(Stored entries)
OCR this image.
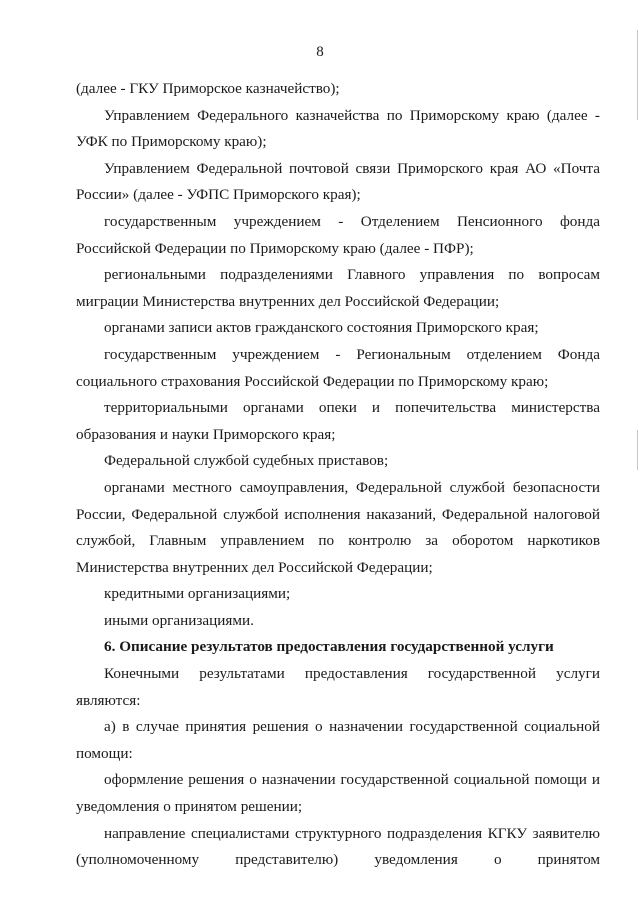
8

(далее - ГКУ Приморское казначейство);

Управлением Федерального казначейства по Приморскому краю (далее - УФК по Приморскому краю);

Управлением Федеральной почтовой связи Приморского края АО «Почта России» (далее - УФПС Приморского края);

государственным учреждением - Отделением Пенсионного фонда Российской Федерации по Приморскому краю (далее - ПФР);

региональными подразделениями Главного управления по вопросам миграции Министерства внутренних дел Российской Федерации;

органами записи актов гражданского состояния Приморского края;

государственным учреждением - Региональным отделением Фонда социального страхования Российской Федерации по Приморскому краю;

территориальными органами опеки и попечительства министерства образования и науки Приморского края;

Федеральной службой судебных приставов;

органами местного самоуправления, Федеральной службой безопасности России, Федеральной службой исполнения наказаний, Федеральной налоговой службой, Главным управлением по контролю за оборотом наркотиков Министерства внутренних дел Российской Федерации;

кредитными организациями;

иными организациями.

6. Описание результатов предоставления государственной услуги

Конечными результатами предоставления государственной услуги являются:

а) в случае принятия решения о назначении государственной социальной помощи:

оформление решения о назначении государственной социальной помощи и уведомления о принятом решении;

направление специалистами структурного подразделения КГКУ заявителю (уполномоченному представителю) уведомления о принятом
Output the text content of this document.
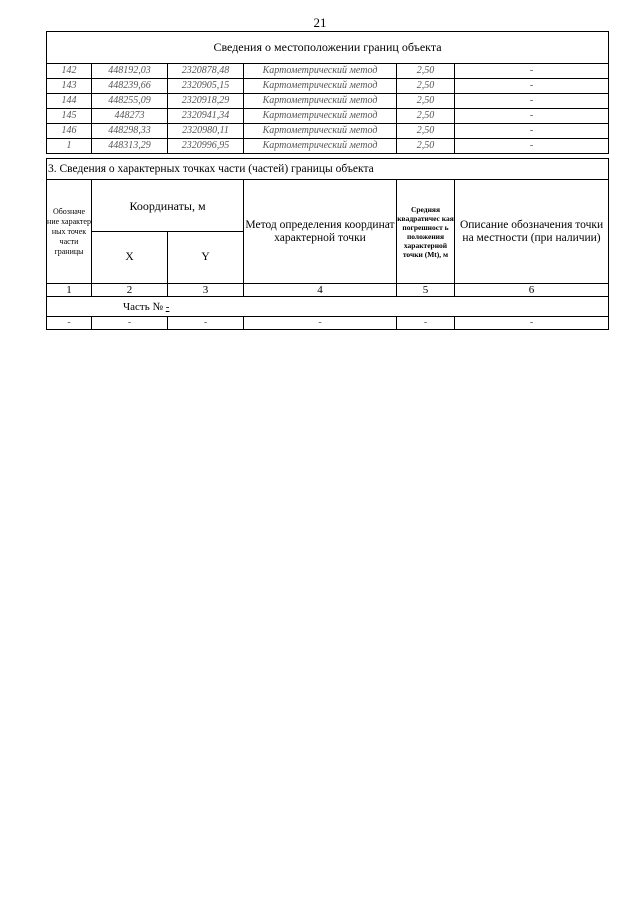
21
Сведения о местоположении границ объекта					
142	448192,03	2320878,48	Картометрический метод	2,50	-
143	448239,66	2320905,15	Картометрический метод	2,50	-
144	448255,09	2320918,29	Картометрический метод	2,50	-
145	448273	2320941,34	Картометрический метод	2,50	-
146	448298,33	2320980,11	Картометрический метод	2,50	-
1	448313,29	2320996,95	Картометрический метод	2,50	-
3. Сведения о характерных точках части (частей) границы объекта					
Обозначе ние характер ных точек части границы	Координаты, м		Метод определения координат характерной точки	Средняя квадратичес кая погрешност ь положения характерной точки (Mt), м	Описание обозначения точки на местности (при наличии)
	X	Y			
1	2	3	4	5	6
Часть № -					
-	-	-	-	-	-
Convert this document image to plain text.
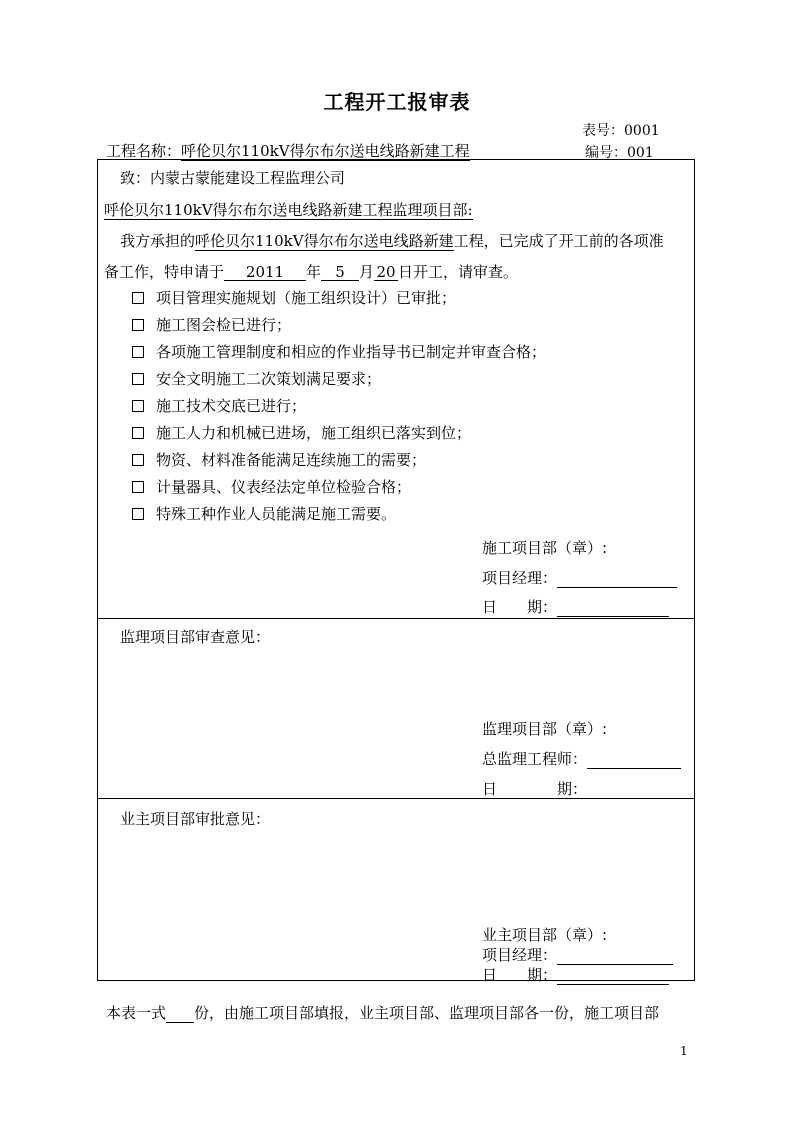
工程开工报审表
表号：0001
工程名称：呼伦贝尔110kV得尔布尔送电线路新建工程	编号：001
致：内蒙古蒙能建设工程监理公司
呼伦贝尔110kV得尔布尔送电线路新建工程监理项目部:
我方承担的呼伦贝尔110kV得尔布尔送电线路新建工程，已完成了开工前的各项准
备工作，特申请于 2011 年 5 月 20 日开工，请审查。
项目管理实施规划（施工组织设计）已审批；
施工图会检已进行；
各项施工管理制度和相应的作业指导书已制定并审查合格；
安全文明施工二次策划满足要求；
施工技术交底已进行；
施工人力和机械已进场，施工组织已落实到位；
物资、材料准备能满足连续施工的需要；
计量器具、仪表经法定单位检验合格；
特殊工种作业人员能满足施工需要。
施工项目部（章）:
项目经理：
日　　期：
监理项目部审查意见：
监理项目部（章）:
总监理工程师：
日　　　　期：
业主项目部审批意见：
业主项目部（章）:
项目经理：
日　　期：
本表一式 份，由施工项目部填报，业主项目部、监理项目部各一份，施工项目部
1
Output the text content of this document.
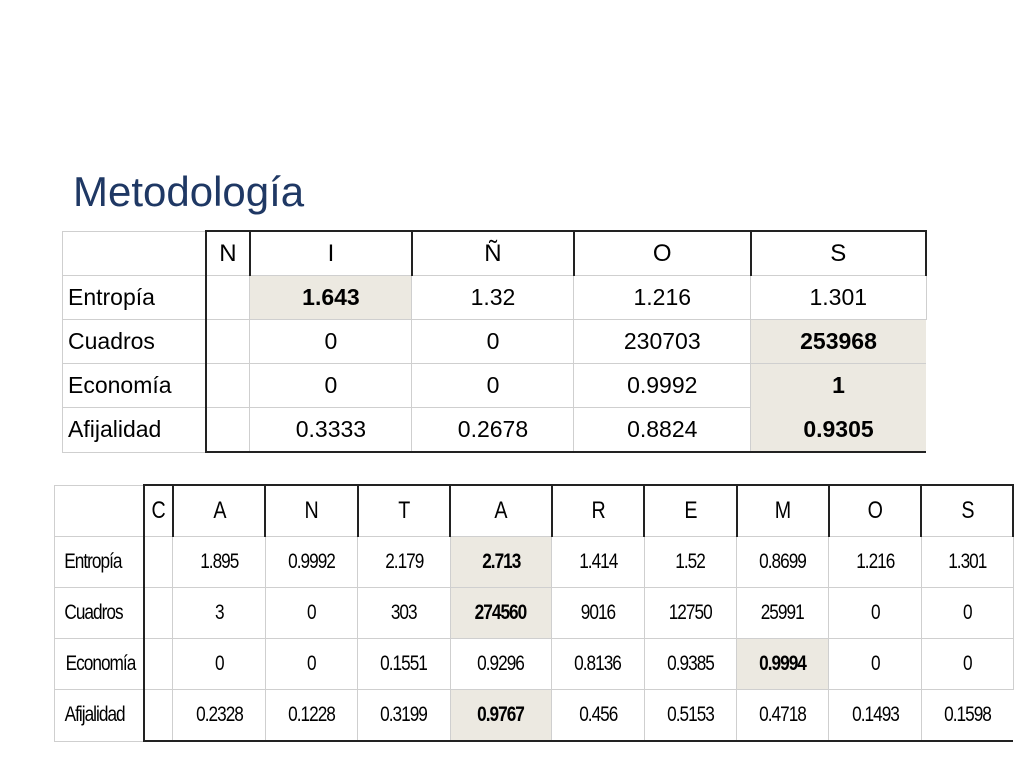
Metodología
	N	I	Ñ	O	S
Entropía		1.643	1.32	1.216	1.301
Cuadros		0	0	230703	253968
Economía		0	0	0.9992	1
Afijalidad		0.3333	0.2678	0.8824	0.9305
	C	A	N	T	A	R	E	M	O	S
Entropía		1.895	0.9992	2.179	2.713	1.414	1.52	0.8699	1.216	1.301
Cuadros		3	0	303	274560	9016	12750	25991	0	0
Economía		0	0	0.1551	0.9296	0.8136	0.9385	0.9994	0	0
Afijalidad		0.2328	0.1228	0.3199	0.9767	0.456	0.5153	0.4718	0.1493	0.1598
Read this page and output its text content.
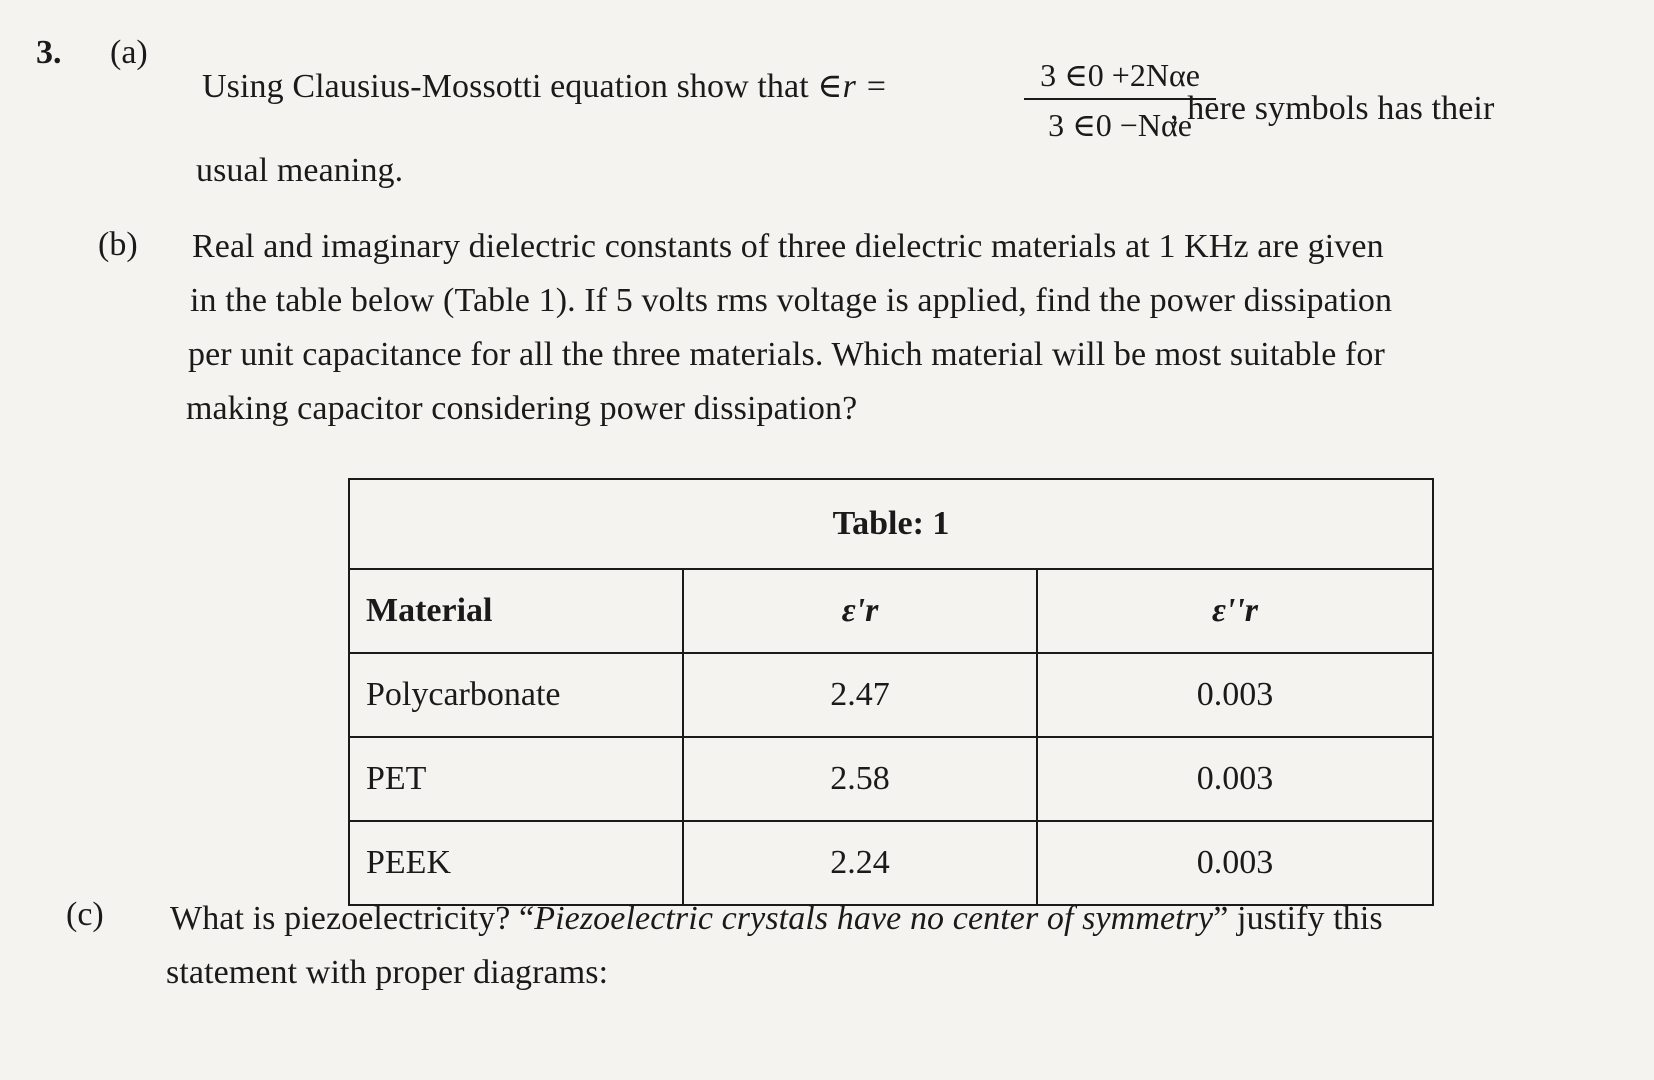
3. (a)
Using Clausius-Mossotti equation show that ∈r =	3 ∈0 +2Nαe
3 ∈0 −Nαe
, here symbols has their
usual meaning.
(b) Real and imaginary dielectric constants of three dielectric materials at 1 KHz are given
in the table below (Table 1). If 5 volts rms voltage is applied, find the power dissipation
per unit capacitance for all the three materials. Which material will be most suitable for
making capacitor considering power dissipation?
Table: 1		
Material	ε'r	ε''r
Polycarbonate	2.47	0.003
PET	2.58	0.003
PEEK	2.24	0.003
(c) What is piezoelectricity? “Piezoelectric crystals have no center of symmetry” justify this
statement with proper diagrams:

--- Exercise ---
Copy every line in the records above that contains the word "края".

--- Answer to this problem ---
Управлением Федеральной почтовой связи Приморского края АО «Почта России» (далее - УФПС Приморского края);
органами записи актов гражданского состояния Приморского края;
территориальными органами опеки и попечительства министерства образования и науки Приморского края;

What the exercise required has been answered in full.